Your task | Copy the records below exactly as they are written.
## start Data to use
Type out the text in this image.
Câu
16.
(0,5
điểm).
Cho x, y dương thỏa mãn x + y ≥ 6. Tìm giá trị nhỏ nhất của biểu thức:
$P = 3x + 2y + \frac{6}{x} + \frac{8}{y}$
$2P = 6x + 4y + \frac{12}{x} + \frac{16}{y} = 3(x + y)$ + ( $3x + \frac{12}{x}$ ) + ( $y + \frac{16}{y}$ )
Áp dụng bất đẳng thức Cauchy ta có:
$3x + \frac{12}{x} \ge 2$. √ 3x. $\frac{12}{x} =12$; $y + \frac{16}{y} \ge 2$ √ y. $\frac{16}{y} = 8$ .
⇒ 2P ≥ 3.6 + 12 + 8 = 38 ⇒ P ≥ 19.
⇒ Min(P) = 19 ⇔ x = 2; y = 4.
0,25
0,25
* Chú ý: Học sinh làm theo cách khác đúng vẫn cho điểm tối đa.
## end Data to use
The reply |
Type out the text in this image.
Câu
16.
(0,5
điểm).
Cho x, y dương thỏa mãn x + y ≥ 6. Tìm giá trị nhỏ nhất của biểu thức:
$P = 3x + 2y + \frac{6}{x} + \frac{8}{y}$
$2P = 6x + 4y + \frac{12}{x} + \frac{16}{y} = 3(x + y)$ + ( $3x + \frac{12}{x}$ ) + ( $y + \frac{16}{y}$ )
Áp dụng bất đẳng thức Cauchy ta có:
$3x + \frac{12}{x} \ge 2$. √ 3x. $\frac{12}{x} =12$; $y + \frac{16}{y} \ge 2$ √ y. $\frac{16}{y} = 8$ .
⇒ 2P ≥ 3.6 + 12 + 8 = 38 ⇒ P ≥ 19.
⇒ Min(P) = 19 ⇔ x = 2; y = 4.
0,25
0,25
* Chú ý: Học sinh làm theo cách khác đúng vẫn cho điểm tối đa.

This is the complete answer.